Can you quote the records below in full, word for word?

Material:
>>>>>

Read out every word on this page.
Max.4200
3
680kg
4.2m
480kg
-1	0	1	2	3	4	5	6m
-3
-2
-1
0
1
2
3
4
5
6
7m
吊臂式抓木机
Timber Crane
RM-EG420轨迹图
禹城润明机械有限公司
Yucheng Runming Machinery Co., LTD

<<<<<

The output:
Read out every word on this page.
Max.4200
3
680kg
4.2m
480kg
-1	0	1	2	3	4	5	6m
-3
-2
-1
0
1
2
3
4
5
6
7m
吊臂式抓木机
Timber Crane
RM-EG420轨迹图
禹城润明机械有限公司
Yucheng Runming Machinery Co., LTD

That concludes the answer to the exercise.